(Items in a dataset)
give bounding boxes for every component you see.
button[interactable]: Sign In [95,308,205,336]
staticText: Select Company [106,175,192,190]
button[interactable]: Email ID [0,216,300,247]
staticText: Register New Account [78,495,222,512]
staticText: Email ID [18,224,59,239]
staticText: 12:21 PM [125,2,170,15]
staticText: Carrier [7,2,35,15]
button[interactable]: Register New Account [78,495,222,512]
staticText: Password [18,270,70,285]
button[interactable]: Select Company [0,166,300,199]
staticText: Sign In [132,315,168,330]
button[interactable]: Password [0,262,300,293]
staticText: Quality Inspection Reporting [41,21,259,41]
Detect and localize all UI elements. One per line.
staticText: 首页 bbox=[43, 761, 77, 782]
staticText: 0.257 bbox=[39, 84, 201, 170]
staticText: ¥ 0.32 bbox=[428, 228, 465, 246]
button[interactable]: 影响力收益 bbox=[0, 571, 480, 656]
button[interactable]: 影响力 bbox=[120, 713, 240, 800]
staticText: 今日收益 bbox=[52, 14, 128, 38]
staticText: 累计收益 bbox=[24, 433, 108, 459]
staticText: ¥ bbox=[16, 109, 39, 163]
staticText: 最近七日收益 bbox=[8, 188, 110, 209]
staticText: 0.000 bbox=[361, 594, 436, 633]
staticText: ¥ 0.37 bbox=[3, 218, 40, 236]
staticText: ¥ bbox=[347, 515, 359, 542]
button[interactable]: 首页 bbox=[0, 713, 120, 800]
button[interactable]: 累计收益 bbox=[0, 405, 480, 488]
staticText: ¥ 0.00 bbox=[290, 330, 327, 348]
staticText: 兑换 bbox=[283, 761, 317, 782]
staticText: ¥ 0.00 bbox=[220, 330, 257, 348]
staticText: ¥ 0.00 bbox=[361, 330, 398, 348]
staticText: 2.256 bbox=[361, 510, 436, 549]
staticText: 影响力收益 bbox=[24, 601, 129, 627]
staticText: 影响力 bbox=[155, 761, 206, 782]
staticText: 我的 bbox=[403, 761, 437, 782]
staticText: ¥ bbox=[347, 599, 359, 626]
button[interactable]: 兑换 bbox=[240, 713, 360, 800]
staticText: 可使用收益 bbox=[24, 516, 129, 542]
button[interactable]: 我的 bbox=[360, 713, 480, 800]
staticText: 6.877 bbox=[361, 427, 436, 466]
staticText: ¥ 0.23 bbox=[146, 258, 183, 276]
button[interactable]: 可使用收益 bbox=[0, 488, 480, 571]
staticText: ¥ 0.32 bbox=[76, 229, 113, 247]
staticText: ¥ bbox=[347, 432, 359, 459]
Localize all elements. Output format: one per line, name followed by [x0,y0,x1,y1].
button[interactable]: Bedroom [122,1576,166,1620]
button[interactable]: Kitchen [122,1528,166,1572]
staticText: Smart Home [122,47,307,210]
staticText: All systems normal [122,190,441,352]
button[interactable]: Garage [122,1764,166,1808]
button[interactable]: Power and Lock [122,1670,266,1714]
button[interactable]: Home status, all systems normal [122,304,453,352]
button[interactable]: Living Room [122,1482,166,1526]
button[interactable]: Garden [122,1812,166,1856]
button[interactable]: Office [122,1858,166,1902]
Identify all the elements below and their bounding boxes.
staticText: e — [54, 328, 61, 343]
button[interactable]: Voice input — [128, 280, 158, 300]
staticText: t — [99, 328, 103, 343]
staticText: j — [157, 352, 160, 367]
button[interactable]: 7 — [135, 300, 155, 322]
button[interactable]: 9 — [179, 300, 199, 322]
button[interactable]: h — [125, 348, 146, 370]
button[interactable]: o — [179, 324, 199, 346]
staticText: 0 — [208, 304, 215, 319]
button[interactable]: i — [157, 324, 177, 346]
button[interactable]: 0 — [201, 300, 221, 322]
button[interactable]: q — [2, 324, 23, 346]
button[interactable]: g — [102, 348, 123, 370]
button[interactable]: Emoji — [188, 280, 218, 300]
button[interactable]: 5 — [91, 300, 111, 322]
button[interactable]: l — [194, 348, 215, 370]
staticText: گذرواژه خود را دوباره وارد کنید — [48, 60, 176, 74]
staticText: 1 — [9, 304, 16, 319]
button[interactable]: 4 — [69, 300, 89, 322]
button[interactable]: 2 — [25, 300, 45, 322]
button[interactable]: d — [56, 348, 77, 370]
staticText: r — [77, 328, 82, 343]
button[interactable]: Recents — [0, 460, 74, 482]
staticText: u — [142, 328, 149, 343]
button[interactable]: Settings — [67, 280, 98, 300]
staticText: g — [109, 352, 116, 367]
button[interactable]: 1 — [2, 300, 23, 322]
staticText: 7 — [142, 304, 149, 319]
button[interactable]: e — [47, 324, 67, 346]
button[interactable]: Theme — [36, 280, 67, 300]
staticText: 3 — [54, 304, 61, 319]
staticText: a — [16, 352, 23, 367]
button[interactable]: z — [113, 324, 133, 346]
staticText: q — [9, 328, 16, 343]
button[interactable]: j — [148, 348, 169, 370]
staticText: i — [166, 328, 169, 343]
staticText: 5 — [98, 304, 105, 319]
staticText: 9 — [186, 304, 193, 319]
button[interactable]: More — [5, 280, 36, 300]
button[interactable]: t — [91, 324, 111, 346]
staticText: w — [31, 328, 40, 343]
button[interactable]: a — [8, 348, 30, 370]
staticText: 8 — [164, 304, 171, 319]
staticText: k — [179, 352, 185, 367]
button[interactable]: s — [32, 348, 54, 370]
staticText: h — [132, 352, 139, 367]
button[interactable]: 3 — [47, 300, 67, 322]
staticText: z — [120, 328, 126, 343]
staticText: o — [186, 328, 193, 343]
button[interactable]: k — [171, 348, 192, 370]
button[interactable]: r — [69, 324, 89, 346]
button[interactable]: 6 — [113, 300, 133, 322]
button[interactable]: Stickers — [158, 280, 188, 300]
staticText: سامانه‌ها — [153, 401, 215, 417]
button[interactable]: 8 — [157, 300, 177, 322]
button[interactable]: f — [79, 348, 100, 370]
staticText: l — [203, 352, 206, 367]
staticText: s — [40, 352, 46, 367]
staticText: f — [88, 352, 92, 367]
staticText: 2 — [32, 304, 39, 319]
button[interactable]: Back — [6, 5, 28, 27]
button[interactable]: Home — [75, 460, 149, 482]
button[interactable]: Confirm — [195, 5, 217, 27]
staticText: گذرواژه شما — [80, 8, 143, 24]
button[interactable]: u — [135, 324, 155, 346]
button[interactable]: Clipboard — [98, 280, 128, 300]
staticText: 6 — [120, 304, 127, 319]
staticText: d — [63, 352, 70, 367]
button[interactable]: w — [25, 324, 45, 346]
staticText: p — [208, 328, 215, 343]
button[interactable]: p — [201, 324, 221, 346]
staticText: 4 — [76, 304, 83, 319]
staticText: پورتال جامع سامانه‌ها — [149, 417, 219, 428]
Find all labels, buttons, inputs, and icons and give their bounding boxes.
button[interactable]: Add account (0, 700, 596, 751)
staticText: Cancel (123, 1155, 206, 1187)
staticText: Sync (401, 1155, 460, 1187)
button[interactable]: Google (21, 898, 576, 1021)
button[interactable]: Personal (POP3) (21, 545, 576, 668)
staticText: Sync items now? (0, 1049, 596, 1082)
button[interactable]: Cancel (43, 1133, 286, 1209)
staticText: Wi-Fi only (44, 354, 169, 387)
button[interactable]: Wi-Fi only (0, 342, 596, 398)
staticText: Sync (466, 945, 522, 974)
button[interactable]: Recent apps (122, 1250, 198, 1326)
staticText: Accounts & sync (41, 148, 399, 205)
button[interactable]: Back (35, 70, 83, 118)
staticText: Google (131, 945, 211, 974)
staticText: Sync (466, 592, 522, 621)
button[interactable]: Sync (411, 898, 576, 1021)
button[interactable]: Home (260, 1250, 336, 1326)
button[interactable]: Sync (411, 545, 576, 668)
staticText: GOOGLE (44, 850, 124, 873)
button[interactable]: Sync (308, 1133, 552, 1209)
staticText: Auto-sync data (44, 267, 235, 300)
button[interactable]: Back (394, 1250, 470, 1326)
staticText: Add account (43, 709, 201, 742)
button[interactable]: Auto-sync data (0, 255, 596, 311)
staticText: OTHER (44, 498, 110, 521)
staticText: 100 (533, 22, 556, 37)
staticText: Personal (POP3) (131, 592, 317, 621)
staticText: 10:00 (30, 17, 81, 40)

* **TASK REQUIREMENTS**
Return every line of the items verbatim, from the first line through the line containing "staticText: ¥ bbox=[347, 515, 359, 542]".

* **SOLUTION TO THE PROBLEM**
give bounding boxes for every component you see.
button[interactable]: Sign In [95,308,205,336]
staticText: Select Company [106,175,192,190]
button[interactable]: Email ID [0,216,300,247]
staticText: Register New Account [78,495,222,512]
staticText: Email ID [18,224,59,239]
staticText: 12:21 PM [125,2,170,15]
staticText: Carrier [7,2,35,15]
button[interactable]: Register New Account [78,495,222,512]
staticText: Password [18,270,70,285]
button[interactable]: Select Company [0,166,300,199]
staticText: Sign In [132,315,168,330]
button[interactable]: Password [0,262,300,293]
staticText: Quality Inspection Reporting [41,21,259,41]
Detect and localize all UI elements. One per line.
staticText: 首页 bbox=[43, 761, 77, 782]
staticText: 0.257 bbox=[39, 84, 201, 170]
staticText: ¥ 0.32 bbox=[428, 228, 465, 246]
button[interactable]: 影响力收益 bbox=[0, 571, 480, 656]
button[interactable]: 影响力 bbox=[120, 713, 240, 800]
staticText: 今日收益 bbox=[52, 14, 128, 38]
staticText: 累计收益 bbox=[24, 433, 108, 459]
staticText: ¥ bbox=[16, 109, 39, 163]
staticText: 最近七日收益 bbox=[8, 188, 110, 209]
staticText: 0.000 bbox=[361, 594, 436, 633]
staticText: ¥ 0.37 bbox=[3, 218, 40, 236]
staticText: ¥ bbox=[347, 515, 359, 542]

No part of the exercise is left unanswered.